• Input material:
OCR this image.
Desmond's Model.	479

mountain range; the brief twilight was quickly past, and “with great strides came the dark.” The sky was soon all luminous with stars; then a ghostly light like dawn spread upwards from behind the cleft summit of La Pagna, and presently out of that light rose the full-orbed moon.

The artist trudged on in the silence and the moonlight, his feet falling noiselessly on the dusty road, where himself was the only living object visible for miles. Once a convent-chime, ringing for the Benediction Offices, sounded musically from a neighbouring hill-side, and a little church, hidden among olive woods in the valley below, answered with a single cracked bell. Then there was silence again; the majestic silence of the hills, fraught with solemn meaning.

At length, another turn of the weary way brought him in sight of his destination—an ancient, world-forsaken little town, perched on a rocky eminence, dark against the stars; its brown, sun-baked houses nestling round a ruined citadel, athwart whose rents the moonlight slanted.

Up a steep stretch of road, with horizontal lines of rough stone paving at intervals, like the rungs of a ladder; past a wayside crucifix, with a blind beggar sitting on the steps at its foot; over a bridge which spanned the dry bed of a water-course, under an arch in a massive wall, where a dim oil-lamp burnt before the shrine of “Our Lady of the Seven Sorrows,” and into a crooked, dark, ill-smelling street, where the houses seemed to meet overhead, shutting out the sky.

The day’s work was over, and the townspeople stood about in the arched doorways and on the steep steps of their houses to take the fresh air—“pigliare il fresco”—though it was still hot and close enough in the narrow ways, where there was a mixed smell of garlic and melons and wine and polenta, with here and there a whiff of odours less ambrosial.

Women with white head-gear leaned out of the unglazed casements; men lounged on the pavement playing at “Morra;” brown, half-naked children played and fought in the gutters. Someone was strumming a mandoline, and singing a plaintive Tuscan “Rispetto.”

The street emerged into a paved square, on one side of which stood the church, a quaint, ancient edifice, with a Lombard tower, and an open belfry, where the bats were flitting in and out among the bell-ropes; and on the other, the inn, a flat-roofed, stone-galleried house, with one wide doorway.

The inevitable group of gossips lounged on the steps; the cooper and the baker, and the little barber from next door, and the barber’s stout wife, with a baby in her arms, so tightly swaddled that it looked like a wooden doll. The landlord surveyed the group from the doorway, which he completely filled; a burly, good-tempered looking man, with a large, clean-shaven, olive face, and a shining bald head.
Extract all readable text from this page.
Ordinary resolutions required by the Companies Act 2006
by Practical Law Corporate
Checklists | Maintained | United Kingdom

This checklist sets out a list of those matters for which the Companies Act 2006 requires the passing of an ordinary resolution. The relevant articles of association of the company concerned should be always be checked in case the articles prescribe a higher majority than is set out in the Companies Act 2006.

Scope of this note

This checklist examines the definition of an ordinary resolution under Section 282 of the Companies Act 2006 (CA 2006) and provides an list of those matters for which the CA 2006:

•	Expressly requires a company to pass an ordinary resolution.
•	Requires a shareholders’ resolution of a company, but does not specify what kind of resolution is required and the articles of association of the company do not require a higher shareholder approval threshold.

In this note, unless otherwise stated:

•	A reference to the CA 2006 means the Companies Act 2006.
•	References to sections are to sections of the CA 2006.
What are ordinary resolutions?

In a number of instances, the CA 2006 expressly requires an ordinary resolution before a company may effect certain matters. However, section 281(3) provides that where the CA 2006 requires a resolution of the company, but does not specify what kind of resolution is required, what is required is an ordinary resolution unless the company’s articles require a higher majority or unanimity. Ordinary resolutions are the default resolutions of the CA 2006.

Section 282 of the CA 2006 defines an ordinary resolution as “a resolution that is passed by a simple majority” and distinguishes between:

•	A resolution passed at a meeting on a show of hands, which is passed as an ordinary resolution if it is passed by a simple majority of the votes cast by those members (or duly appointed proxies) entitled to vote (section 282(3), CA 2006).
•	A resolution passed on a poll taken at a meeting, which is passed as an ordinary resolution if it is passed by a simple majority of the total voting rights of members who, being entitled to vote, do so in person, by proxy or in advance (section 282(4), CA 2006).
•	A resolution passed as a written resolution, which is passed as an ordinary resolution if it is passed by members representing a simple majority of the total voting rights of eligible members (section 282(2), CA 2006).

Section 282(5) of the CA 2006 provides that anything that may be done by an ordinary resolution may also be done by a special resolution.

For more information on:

• Task to carry out: Select every line of the records holding the string "moonlight".

• Solution to the problem:
The artist trudged on in the silence and the moonlight, his feet falling noiselessly on the dusty road, where himself was the only living object visible for miles. Once a convent-chime, ringing for the Benediction Offices, sounded musically from a neighbouring hill-side, and a little church, hidden among olive woods in the valley below, answered with a single cracked bell. Then there was silence again; the majestic silence of the hills, fraught with solemn meaning.
At length, another turn of the weary way brought him in sight of his destination—an ancient, world-forsaken little town, perched on a rocky eminence, dark against the stars; its brown, sun-baked houses nestling round a ruined citadel, athwart whose rents the moonlight slanted.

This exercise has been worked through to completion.